Data provided:
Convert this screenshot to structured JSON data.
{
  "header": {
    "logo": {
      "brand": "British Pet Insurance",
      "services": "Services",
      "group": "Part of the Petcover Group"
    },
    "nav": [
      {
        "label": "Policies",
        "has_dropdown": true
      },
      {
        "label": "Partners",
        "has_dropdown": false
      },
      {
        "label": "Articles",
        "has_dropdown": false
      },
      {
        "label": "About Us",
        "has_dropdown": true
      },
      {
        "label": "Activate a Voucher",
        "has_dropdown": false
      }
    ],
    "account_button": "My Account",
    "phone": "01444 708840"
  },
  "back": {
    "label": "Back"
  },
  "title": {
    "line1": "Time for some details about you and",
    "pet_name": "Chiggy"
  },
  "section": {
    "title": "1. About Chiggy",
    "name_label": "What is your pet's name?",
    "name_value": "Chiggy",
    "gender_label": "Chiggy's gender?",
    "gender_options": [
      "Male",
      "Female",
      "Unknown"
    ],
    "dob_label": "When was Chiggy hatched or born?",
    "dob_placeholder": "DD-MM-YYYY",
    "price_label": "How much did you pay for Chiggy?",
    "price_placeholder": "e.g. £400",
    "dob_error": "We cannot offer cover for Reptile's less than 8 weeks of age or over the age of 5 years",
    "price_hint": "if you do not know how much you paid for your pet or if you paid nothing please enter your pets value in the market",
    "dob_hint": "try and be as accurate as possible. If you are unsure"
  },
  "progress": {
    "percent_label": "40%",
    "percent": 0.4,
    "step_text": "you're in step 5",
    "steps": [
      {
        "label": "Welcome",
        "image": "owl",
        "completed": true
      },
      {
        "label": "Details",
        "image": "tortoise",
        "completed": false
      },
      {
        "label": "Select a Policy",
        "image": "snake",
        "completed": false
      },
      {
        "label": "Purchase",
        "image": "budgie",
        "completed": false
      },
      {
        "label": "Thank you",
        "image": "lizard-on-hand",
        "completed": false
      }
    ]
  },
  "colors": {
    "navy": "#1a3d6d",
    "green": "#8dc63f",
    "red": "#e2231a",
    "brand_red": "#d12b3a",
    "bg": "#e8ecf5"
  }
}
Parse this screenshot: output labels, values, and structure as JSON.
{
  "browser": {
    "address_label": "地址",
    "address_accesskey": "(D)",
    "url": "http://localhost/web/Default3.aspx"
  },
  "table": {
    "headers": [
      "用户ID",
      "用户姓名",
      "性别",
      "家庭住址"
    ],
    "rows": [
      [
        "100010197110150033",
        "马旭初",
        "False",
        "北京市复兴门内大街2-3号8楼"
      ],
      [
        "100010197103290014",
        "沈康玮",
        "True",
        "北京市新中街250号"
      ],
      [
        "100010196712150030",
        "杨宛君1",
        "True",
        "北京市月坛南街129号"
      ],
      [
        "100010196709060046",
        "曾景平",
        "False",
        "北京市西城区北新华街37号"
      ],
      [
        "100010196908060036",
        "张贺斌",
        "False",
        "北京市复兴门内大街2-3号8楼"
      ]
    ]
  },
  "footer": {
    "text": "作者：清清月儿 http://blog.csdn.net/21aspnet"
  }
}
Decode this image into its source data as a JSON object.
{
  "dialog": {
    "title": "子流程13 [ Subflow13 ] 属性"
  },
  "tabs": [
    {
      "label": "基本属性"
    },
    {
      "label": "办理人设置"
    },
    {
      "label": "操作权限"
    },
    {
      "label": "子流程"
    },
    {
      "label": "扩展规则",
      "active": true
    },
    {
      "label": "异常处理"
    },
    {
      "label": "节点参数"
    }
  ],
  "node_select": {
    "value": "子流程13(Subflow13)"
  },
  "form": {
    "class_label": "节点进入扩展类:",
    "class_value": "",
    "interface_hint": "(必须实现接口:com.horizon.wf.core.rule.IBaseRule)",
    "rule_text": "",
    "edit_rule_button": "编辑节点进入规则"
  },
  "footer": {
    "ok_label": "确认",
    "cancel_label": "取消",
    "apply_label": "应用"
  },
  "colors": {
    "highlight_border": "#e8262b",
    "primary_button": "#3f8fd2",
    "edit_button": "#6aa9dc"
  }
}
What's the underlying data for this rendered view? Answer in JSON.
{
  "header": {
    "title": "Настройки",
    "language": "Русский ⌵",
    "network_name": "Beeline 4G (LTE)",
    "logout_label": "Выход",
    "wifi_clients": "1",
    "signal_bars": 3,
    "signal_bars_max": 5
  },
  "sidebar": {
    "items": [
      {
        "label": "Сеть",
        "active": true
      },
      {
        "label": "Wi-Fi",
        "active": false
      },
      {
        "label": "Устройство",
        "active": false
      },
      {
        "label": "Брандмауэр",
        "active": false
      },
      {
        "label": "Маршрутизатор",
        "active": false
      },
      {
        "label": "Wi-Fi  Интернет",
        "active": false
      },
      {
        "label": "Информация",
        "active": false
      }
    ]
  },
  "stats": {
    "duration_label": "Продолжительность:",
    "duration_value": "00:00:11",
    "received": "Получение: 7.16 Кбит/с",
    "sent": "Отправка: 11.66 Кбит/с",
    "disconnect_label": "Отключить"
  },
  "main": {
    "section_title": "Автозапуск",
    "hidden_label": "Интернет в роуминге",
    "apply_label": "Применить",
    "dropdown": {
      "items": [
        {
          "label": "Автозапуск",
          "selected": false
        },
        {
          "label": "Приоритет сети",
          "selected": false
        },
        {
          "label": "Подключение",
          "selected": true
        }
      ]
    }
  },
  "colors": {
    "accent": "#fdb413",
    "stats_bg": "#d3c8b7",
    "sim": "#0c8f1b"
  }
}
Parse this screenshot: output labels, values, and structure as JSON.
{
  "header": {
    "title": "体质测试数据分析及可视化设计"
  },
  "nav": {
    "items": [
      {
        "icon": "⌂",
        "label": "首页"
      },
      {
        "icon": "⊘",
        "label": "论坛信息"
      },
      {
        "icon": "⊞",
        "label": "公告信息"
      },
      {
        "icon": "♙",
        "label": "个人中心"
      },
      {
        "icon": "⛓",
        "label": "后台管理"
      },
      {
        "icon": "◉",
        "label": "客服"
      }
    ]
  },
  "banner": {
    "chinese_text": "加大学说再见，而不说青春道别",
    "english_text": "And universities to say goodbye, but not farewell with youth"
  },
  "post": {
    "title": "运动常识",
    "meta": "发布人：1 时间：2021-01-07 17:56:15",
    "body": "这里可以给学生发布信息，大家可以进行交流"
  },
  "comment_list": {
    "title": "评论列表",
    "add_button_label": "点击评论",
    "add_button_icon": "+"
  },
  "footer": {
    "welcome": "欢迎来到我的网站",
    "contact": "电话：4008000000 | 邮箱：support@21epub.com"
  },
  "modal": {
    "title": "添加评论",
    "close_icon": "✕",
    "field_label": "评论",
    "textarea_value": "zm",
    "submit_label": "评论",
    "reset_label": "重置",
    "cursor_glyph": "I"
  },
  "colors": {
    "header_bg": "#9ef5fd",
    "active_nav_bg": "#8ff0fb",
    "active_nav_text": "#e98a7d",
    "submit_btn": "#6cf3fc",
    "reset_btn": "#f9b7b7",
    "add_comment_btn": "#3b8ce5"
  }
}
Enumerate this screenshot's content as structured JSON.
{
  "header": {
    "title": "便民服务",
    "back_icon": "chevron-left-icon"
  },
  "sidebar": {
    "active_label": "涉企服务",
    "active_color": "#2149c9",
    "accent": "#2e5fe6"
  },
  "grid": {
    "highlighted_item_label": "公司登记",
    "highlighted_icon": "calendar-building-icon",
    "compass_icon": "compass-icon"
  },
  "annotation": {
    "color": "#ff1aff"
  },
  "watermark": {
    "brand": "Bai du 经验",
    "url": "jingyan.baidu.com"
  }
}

Stated problem:
Provide an exact reproduction of all the entries shown above.

Answer to the task:
Convert this screenshot to structured JSON data.
{
  "header": {
    "logo": {
      "brand": "British Pet Insurance",
      "services": "Services",
      "group": "Part of the Petcover Group"
    },
    "nav": [
      {
        "label": "Policies",
        "has_dropdown": true
      },
      {
        "label": "Partners",
        "has_dropdown": false
      },
      {
        "label": "Articles",
        "has_dropdown": false
      },
      {
        "label": "About Us",
        "has_dropdown": true
      },
      {
        "label": "Activate a Voucher",
        "has_dropdown": false
      }
    ],
    "account_button": "My Account",
    "phone": "01444 708840"
  },
  "back": {
    "label": "Back"
  },
  "title": {
    "line1": "Time for some details about you and",
    "pet_name": "Chiggy"
  },
  "section": {
    "title": "1. About Chiggy",
    "name_label": "What is your pet's name?",
    "name_value": "Chiggy",
    "gender_label": "Chiggy's gender?",
    "gender_options": [
      "Male",
      "Female",
      "Unknown"
    ],
    "dob_label": "When was Chiggy hatched or born?",
    "dob_placeholder": "DD-MM-YYYY",
    "price_label": "How much did you pay for Chiggy?",
    "price_placeholder": "e.g. £400",
    "dob_error": "We cannot offer cover for Reptile's less than 8 weeks of age or over the age of 5 years",
    "price_hint": "if you do not know how much you paid for your pet or if you paid nothing please enter your pets value in the market",
    "dob_hint": "try and be as accurate as possible. If you are unsure"
  },
  "progress": {
    "percent_label": "40%",
    "percent": 0.4,
    "step_text": "you're in step 5",
    "steps": [
      {
        "label": "Welcome",
        "image": "owl",
        "completed": true
      },
      {
        "label": "Details",
        "image": "tortoise",
        "completed": false
      },
      {
        "label": "Select a Policy",
        "image": "snake",
        "completed": false
      },
      {
        "label": "Purchase",
        "image": "budgie",
        "completed": false
      },
      {
        "label": "Thank you",
        "image": "lizard-on-hand",
        "completed": false
      }
    ]
  },
  "colors": {
    "navy": "#1a3d6d",
    "green": "#8dc63f",
    "red": "#e2231a",
    "brand_red": "#d12b3a",
    "bg": "#e8ecf5"
  }
}
Parse this screenshot: output labels, values, and structure as JSON.
{
  "browser": {
    "address_label": "地址",
    "address_accesskey": "(D)",
    "url": "http://localhost/web/Default3.aspx"
  },
  "table": {
    "headers": [
      "用户ID",
      "用户姓名",
      "性别",
      "家庭住址"
    ],
    "rows": [
      [
        "100010197110150033",
        "马旭初",
        "False",
        "北京市复兴门内大街2-3号8楼"
      ],
      [
        "100010197103290014",
        "沈康玮",
        "True",
        "北京市新中街250号"
      ],
      [
        "100010196712150030",
        "杨宛君1",
        "True",
        "北京市月坛南街129号"
      ],
      [
        "100010196709060046",
        "曾景平",
        "False",
        "北京市西城区北新华街37号"
      ],
      [
        "100010196908060036",
        "张贺斌",
        "False",
        "北京市复兴门内大街2-3号8楼"
      ]
    ]
  },
  "footer": {
    "text": "作者：清清月儿 http://blog.csdn.net/21aspnet"
  }
}
Decode this image into its source data as a JSON object.
{
  "dialog": {
    "title": "子流程13 [ Subflow13 ] 属性"
  },
  "tabs": [
    {
      "label": "基本属性"
    },
    {
      "label": "办理人设置"
    },
    {
      "label": "操作权限"
    },
    {
      "label": "子流程"
    },
    {
      "label": "扩展规则",
      "active": true
    },
    {
      "label": "异常处理"
    },
    {
      "label": "节点参数"
    }
  ],
  "node_select": {
    "value": "子流程13(Subflow13)"
  },
  "form": {
    "class_label": "节点进入扩展类:",
    "class_value": "",
    "interface_hint": "(必须实现接口:com.horizon.wf.core.rule.IBaseRule)",
    "rule_text": "",
    "edit_rule_button": "编辑节点进入规则"
  },
  "footer": {
    "ok_label": "确认",
    "cancel_label": "取消",
    "apply_label": "应用"
  },
  "colors": {
    "highlight_border": "#e8262b",
    "primary_button": "#3f8fd2",
    "edit_button": "#6aa9dc"
  }
}
What's the underlying data for this rendered view? Answer in JSON.
{
  "header": {
    "title": "Настройки",
    "language": "Русский ⌵",
    "network_name": "Beeline 4G (LTE)",
    "logout_label": "Выход",
    "wifi_clients": "1",
    "signal_bars": 3,
    "signal_bars_max": 5
  },
  "sidebar": {
    "items": [
      {
        "label": "Сеть",
        "active": true
      },
      {
        "label": "Wi-Fi",
        "active": false
      },
      {
        "label": "Устройство",
        "active": false
      },
      {
        "label": "Брандмауэр",
        "active": false
      },
      {
        "label": "Маршрутизатор",
        "active": false
      },
      {
        "label": "Wi-Fi  Интернет",
        "active": false
      },
      {
        "label": "Информация",
        "active": false
      }
    ]
  },
  "stats": {
    "duration_label": "Продолжительность:",
    "duration_value": "00:00:11",
    "received": "Получение: 7.16 Кбит/с",
    "sent": "Отправка: 11.66 Кбит/с",
    "disconnect_label": "Отключить"
  },
  "main": {
    "section_title": "Автозапуск",
    "hidden_label": "Интернет в роуминге",
    "apply_label": "Применить",
    "dropdown": {
      "items": [
        {
          "label": "Автозапуск",
          "selected": false
        },
        {
          "label": "Приоритет сети",
          "selected": false
        },
        {
          "label": "Подключение",
          "selected": true
        }
      ]
    }
  },
  "colors": {
    "accent": "#fdb413",
    "stats_bg": "#d3c8b7",
    "sim": "#0c8f1b"
  }
}
Parse this screenshot: output labels, values, and structure as JSON.
{
  "header": {
    "title": "体质测试数据分析及可视化设计"
  },
  "nav": {
    "items": [
      {
        "icon": "⌂",
        "label": "首页"
      },
      {
        "icon": "⊘",
        "label": "论坛信息"
      },
      {
        "icon": "⊞",
        "label": "公告信息"
      },
      {
        "icon": "♙",
        "label": "个人中心"
      },
      {
        "icon": "⛓",
        "label": "后台管理"
      },
      {
        "icon": "◉",
        "label": "客服"
      }
    ]
  },
  "banner": {
    "chinese_text": "加大学说再见，而不说青春道别",
    "english_text": "And universities to say goodbye, but not farewell with youth"
  },
  "post": {
    "title": "运动常识",
    "meta": "发布人：1 时间：2021-01-07 17:56:15",
    "body": "这里可以给学生发布信息，大家可以进行交流"
  },
  "comment_list": {
    "title": "评论列表",
    "add_button_label": "点击评论",
    "add_button_icon": "+"
  },
  "footer": {
    "welcome": "欢迎来到我的网站",
    "contact": "电话：4008000000 | 邮箱：support@21epub.com"
  },
  "modal": {
    "title": "添加评论",
    "close_icon": "✕",
    "field_label": "评论",
    "textarea_value": "zm",
    "submit_label": "评论",
    "reset_label": "重置",
    "cursor_glyph": "I"
  },
  "colors": {
    "header_bg": "#9ef5fd",
    "active_nav_bg": "#8ff0fb",
    "active_nav_text": "#e98a7d",
    "submit_btn": "#6cf3fc",
    "reset_btn": "#f9b7b7",
    "add_comment_btn": "#3b8ce5"
  }
}
Enumerate this screenshot's content as structured JSON.
{
  "header": {
    "title": "便民服务",
    "back_icon": "chevron-left-icon"
  },
  "sidebar": {
    "active_label": "涉企服务",
    "active_color": "#2149c9",
    "accent": "#2e5fe6"
  },
  "grid": {
    "highlighted_item_label": "公司登记",
    "highlighted_icon": "calendar-building-icon",
    "compass_icon": "compass-icon"
  },
  "annotation": {
    "color": "#ff1aff"
  },
  "watermark": {
    "brand": "Bai du 经验",
    "url": "jingyan.baidu.com"
  }
}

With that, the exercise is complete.